=== Input rows ===
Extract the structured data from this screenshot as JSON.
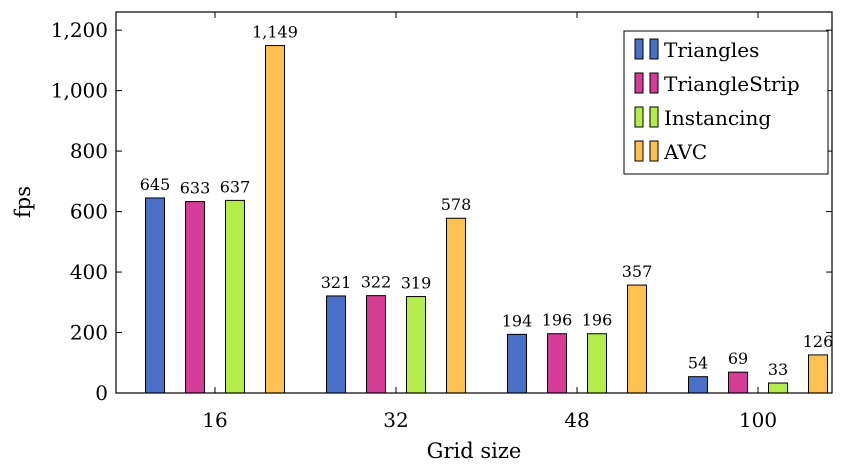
{
  "chart_data": {
    "type": "bar",
    "title": "",
    "xlabel": "Grid size",
    "ylabel": "fps",
    "categories": [
      "16",
      "32",
      "48",
      "100"
    ],
    "ylim": [
      0,
      1260
    ],
    "yticks": [
      0,
      200,
      400,
      600,
      800,
      1000,
      1200
    ],
    "ytick_labels": [
      "0",
      "200",
      "400",
      "600",
      "800",
      "1,000",
      "1,200"
    ],
    "grid": false,
    "legend_position": "top-right",
    "series": [
      {
        "name": "Triangles",
        "color": "#4a6fc7",
        "values": [
          645,
          321,
          194,
          54
        ],
        "labels": [
          "645",
          "321",
          "194",
          "54"
        ]
      },
      {
        "name": "TriangleStrip",
        "color": "#d43c95",
        "values": [
          633,
          322,
          196,
          69
        ],
        "labels": [
          "633",
          "322",
          "196",
          "69"
        ]
      },
      {
        "name": "Instancing",
        "color": "#b4ec4c",
        "values": [
          637,
          319,
          196,
          33
        ],
        "labels": [
          "637",
          "319",
          "196",
          "33"
        ]
      },
      {
        "name": "AVC",
        "color": "#fdc150",
        "values": [
          1149,
          578,
          357,
          126
        ],
        "labels": [
          "1,149",
          "578",
          "357",
          "126"
        ]
      }
    ]
  }
}
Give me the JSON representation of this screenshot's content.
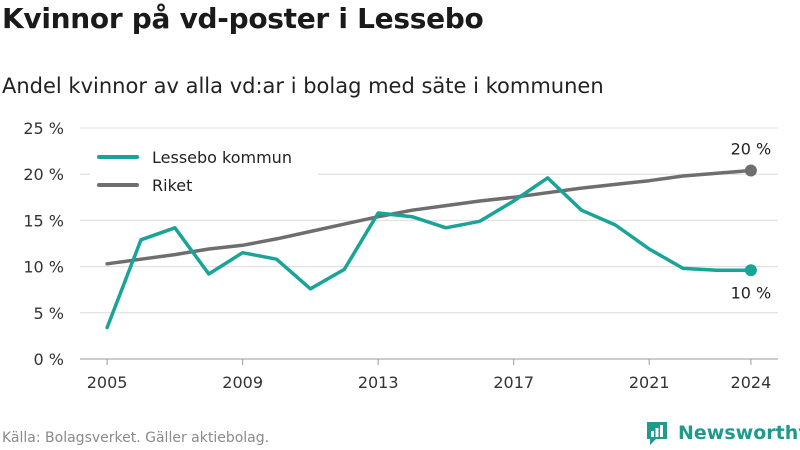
{
  "title": "Kvinnor på vd-poster i Lessebo",
  "subtitle": "Andel kvinnor av alla vd:ar i bolag med säte i kommunen",
  "source": "Källa: Bolagsverket. Gäller aktiebolag.",
  "logo": {
    "text": "Newsworthy",
    "icon": "newsworthy-logo-icon"
  },
  "chart_data": {
    "type": "line",
    "title": "Kvinnor på vd-poster i Lessebo",
    "subtitle": "Andel kvinnor av alla vd:ar i bolag med säte i kommunen",
    "x": [
      2005,
      2006,
      2007,
      2008,
      2009,
      2010,
      2011,
      2012,
      2013,
      2014,
      2015,
      2016,
      2017,
      2018,
      2019,
      2020,
      2021,
      2022,
      2023,
      2024
    ],
    "xlim": [
      2004.2,
      2024.8
    ],
    "ylim": [
      0,
      25
    ],
    "x_ticks": [
      {
        "value": 2005,
        "label": "2005"
      },
      {
        "value": 2009,
        "label": "2009"
      },
      {
        "value": 2013,
        "label": "2013"
      },
      {
        "value": 2017,
        "label": "2017"
      },
      {
        "value": 2021,
        "label": "2021"
      },
      {
        "value": 2024,
        "label": "2024"
      }
    ],
    "y_ticks": [
      {
        "value": 0,
        "label": "0 %"
      },
      {
        "value": 5,
        "label": "5 %"
      },
      {
        "value": 10,
        "label": "10 %"
      },
      {
        "value": 15,
        "label": "15 %"
      },
      {
        "value": 20,
        "label": "20 %"
      },
      {
        "value": 25,
        "label": "25 %"
      }
    ],
    "grid": true,
    "legend_position": "top-left",
    "series": [
      {
        "name": "Lessebo kommun",
        "color": "#1aa397",
        "values": [
          3.4,
          12.9,
          14.2,
          9.2,
          11.5,
          10.8,
          7.6,
          9.7,
          15.8,
          15.4,
          14.2,
          14.9,
          17.1,
          19.6,
          16.1,
          14.5,
          11.9,
          9.8,
          9.6,
          9.6
        ],
        "end_label": "10 %",
        "end_label_position": "below"
      },
      {
        "name": "Riket",
        "color": "#6e6e6e",
        "values": [
          10.3,
          10.8,
          11.3,
          11.9,
          12.3,
          13.0,
          13.8,
          14.6,
          15.4,
          16.1,
          16.6,
          17.1,
          17.5,
          18.0,
          18.5,
          18.9,
          19.3,
          19.8,
          20.1,
          20.4
        ],
        "end_label": "20 %",
        "end_label_position": "above"
      }
    ]
  }
}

=== What is required ===
Transcribe the listing in full. Omit the pictures and keep every line exact.

=== Output ===
Extract the structured data from this screenshot as JSON.
{
  "chart_data": {
    "type": "bar",
    "title": "",
    "xlabel": "Grid size",
    "ylabel": "fps",
    "categories": [
      "16",
      "32",
      "48",
      "100"
    ],
    "ylim": [
      0,
      1260
    ],
    "yticks": [
      0,
      200,
      400,
      600,
      800,
      1000,
      1200
    ],
    "ytick_labels": [
      "0",
      "200",
      "400",
      "600",
      "800",
      "1,000",
      "1,200"
    ],
    "grid": false,
    "legend_position": "top-right",
    "series": [
      {
        "name": "Triangles",
        "color": "#4a6fc7",
        "values": [
          645,
          321,
          194,
          54
        ],
        "labels": [
          "645",
          "321",
          "194",
          "54"
        ]
      },
      {
        "name": "TriangleStrip",
        "color": "#d43c95",
        "values": [
          633,
          322,
          196,
          69
        ],
        "labels": [
          "633",
          "322",
          "196",
          "69"
        ]
      },
      {
        "name": "Instancing",
        "color": "#b4ec4c",
        "values": [
          637,
          319,
          196,
          33
        ],
        "labels": [
          "637",
          "319",
          "196",
          "33"
        ]
      },
      {
        "name": "AVC",
        "color": "#fdc150",
        "values": [
          1149,
          578,
          357,
          126
        ],
        "labels": [
          "1,149",
          "578",
          "357",
          "126"
        ]
      }
    ]
  }
}
Give me the JSON representation of this screenshot's content.
{
  "title": "Kvinnor på vd-poster i Lessebo",
  "subtitle": "Andel kvinnor av alla vd:ar i bolag med säte i kommunen",
  "source": "Källa: Bolagsverket. Gäller aktiebolag.",
  "logo": {
    "text": "Newsworthy",
    "icon": "newsworthy-logo-icon"
  },
  "chart_data": {
    "type": "line",
    "title": "Kvinnor på vd-poster i Lessebo",
    "subtitle": "Andel kvinnor av alla vd:ar i bolag med säte i kommunen",
    "x": [
      2005,
      2006,
      2007,
      2008,
      2009,
      2010,
      2011,
      2012,
      2013,
      2014,
      2015,
      2016,
      2017,
      2018,
      2019,
      2020,
      2021,
      2022,
      2023,
      2024
    ],
    "xlim": [
      2004.2,
      2024.8
    ],
    "ylim": [
      0,
      25
    ],
    "x_ticks": [
      {
        "value": 2005,
        "label": "2005"
      },
      {
        "value": 2009,
        "label": "2009"
      },
      {
        "value": 2013,
        "label": "2013"
      },
      {
        "value": 2017,
        "label": "2017"
      },
      {
        "value": 2021,
        "label": "2021"
      },
      {
        "value": 2024,
        "label": "2024"
      }
    ],
    "y_ticks": [
      {
        "value": 0,
        "label": "0 %"
      },
      {
        "value": 5,
        "label": "5 %"
      },
      {
        "value": 10,
        "label": "10 %"
      },
      {
        "value": 15,
        "label": "15 %"
      },
      {
        "value": 20,
        "label": "20 %"
      },
      {
        "value": 25,
        "label": "25 %"
      }
    ],
    "grid": true,
    "legend_position": "top-left",
    "series": [
      {
        "name": "Lessebo kommun",
        "color": "#1aa397",
        "values": [
          3.4,
          12.9,
          14.2,
          9.2,
          11.5,
          10.8,
          7.6,
          9.7,
          15.8,
          15.4,
          14.2,
          14.9,
          17.1,
          19.6,
          16.1,
          14.5,
          11.9,
          9.8,
          9.6,
          9.6
        ],
        "end_label": "10 %",
        "end_label_position": "below"
      },
      {
        "name": "Riket",
        "color": "#6e6e6e",
        "values": [
          10.3,
          10.8,
          11.3,
          11.9,
          12.3,
          13.0,
          13.8,
          14.6,
          15.4,
          16.1,
          16.6,
          17.1,
          17.5,
          18.0,
          18.5,
          18.9,
          19.3,
          19.8,
          20.1,
          20.4
        ],
        "end_label": "20 %",
        "end_label_position": "above"
      }
    ]
  }
}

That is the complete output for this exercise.